» WRITTEN INSTRUCTION: Check each line of the records below and collect those holding "Food".

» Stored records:
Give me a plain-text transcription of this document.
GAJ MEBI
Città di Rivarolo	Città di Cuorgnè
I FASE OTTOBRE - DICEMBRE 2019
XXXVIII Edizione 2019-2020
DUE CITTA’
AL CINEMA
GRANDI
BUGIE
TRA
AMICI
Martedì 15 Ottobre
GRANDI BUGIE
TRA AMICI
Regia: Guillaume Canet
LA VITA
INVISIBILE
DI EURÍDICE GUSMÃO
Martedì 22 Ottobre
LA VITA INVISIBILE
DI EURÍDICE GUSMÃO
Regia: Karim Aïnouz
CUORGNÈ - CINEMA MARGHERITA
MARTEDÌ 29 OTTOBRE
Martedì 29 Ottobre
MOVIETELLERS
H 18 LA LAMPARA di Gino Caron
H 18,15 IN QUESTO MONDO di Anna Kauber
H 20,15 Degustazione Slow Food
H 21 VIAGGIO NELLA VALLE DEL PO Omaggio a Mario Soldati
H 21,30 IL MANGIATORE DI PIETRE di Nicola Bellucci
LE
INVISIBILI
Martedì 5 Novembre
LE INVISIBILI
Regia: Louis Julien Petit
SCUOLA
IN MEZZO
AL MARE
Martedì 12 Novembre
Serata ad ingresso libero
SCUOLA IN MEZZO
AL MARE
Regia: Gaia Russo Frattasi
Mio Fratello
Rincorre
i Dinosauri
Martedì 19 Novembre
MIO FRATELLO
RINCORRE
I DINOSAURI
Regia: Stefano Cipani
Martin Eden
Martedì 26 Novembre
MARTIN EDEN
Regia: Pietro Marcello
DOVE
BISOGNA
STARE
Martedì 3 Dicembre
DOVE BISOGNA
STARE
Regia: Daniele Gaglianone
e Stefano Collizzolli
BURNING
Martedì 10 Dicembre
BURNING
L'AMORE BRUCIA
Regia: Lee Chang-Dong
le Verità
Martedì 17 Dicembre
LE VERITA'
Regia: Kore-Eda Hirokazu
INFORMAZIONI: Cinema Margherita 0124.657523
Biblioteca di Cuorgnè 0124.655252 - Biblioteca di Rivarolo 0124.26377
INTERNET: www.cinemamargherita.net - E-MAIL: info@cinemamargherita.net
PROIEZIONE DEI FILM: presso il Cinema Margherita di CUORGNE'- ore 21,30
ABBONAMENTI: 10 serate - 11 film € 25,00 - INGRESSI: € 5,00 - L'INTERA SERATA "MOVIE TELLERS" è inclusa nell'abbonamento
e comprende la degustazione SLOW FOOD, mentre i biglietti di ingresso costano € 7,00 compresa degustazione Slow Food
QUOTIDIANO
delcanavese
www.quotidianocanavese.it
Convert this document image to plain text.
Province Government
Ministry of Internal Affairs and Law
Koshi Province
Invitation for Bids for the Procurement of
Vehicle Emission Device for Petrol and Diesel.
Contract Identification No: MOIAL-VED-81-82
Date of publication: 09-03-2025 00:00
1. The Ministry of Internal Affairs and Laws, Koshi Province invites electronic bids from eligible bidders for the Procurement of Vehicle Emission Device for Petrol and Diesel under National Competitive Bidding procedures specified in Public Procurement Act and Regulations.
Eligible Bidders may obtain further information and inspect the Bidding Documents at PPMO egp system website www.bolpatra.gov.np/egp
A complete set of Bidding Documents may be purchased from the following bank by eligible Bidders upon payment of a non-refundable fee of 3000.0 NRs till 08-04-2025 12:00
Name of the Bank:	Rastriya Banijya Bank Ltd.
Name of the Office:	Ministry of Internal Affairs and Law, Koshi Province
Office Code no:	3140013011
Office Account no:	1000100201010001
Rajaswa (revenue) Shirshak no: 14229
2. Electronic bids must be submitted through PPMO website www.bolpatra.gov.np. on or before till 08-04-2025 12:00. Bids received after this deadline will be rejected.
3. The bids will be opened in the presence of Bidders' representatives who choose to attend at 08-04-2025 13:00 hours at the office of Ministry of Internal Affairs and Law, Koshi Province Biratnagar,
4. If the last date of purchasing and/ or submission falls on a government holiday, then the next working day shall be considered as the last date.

» EXPECTED OUTPUT:
H 20,15 Degustazione Slow Food
e comprende la degustazione SLOW FOOD, mentre i biglietti di ingresso costano € 7,00 compresa degustazione Slow Food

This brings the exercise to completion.